_TASK DIRECTIONS_:
Reproduce each line exactly. Skip none.

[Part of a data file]
======

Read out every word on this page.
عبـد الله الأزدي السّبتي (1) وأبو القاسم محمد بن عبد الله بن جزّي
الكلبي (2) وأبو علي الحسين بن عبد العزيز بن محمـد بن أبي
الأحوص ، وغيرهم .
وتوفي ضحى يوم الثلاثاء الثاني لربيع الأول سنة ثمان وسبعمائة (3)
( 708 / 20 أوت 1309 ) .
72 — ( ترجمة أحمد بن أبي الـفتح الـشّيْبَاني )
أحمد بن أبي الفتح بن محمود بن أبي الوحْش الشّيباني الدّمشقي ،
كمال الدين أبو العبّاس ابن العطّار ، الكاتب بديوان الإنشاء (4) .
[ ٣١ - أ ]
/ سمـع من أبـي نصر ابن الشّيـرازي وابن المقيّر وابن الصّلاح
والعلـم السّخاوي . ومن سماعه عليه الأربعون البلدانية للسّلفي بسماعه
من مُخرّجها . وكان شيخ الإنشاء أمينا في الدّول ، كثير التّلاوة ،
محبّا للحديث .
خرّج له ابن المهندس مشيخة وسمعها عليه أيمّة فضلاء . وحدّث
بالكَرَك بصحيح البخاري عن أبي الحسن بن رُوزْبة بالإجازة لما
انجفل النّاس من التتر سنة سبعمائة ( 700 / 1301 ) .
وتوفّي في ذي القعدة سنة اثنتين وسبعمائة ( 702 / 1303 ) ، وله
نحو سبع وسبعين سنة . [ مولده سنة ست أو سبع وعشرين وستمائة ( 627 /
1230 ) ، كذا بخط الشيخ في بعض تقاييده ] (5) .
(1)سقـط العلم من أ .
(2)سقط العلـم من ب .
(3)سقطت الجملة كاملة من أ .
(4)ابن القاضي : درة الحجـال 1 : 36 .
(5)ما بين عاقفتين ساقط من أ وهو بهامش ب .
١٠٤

======

_EXPECTED ANSWER_:
Read out every word on this page.
عبـد الله الأزدي السّبتي (1) وأبو القاسم محمد بن عبد الله بن جزّي
الكلبي (2) وأبو علي الحسين بن عبد العزيز بن محمـد بن أبي
الأحوص ، وغيرهم .
وتوفي ضحى يوم الثلاثاء الثاني لربيع الأول سنة ثمان وسبعمائة (3)
( 708 / 20 أوت 1309 ) .
72 — ( ترجمة أحمد بن أبي الـفتح الـشّيْبَاني )
أحمد بن أبي الفتح بن محمود بن أبي الوحْش الشّيباني الدّمشقي ،
كمال الدين أبو العبّاس ابن العطّار ، الكاتب بديوان الإنشاء (4) .
[ ٣١ - أ ]
/ سمـع من أبـي نصر ابن الشّيـرازي وابن المقيّر وابن الصّلاح
والعلـم السّخاوي . ومن سماعه عليه الأربعون البلدانية للسّلفي بسماعه
من مُخرّجها . وكان شيخ الإنشاء أمينا في الدّول ، كثير التّلاوة ،
محبّا للحديث .
خرّج له ابن المهندس مشيخة وسمعها عليه أيمّة فضلاء . وحدّث
بالكَرَك بصحيح البخاري عن أبي الحسن بن رُوزْبة بالإجازة لما
انجفل النّاس من التتر سنة سبعمائة ( 700 / 1301 ) .
وتوفّي في ذي القعدة سنة اثنتين وسبعمائة ( 702 / 1303 ) ، وله
نحو سبع وسبعين سنة . [ مولده سنة ست أو سبع وعشرين وستمائة ( 627 /
1230 ) ، كذا بخط الشيخ في بعض تقاييده ] (5) .
(1)سقـط العلم من أ .
(2)سقط العلـم من ب .
(3)سقطت الجملة كاملة من أ .
(4)ابن القاضي : درة الحجـال 1 : 36 .
(5)ما بين عاقفتين ساقط من أ وهو بهامش ب .
١٠٤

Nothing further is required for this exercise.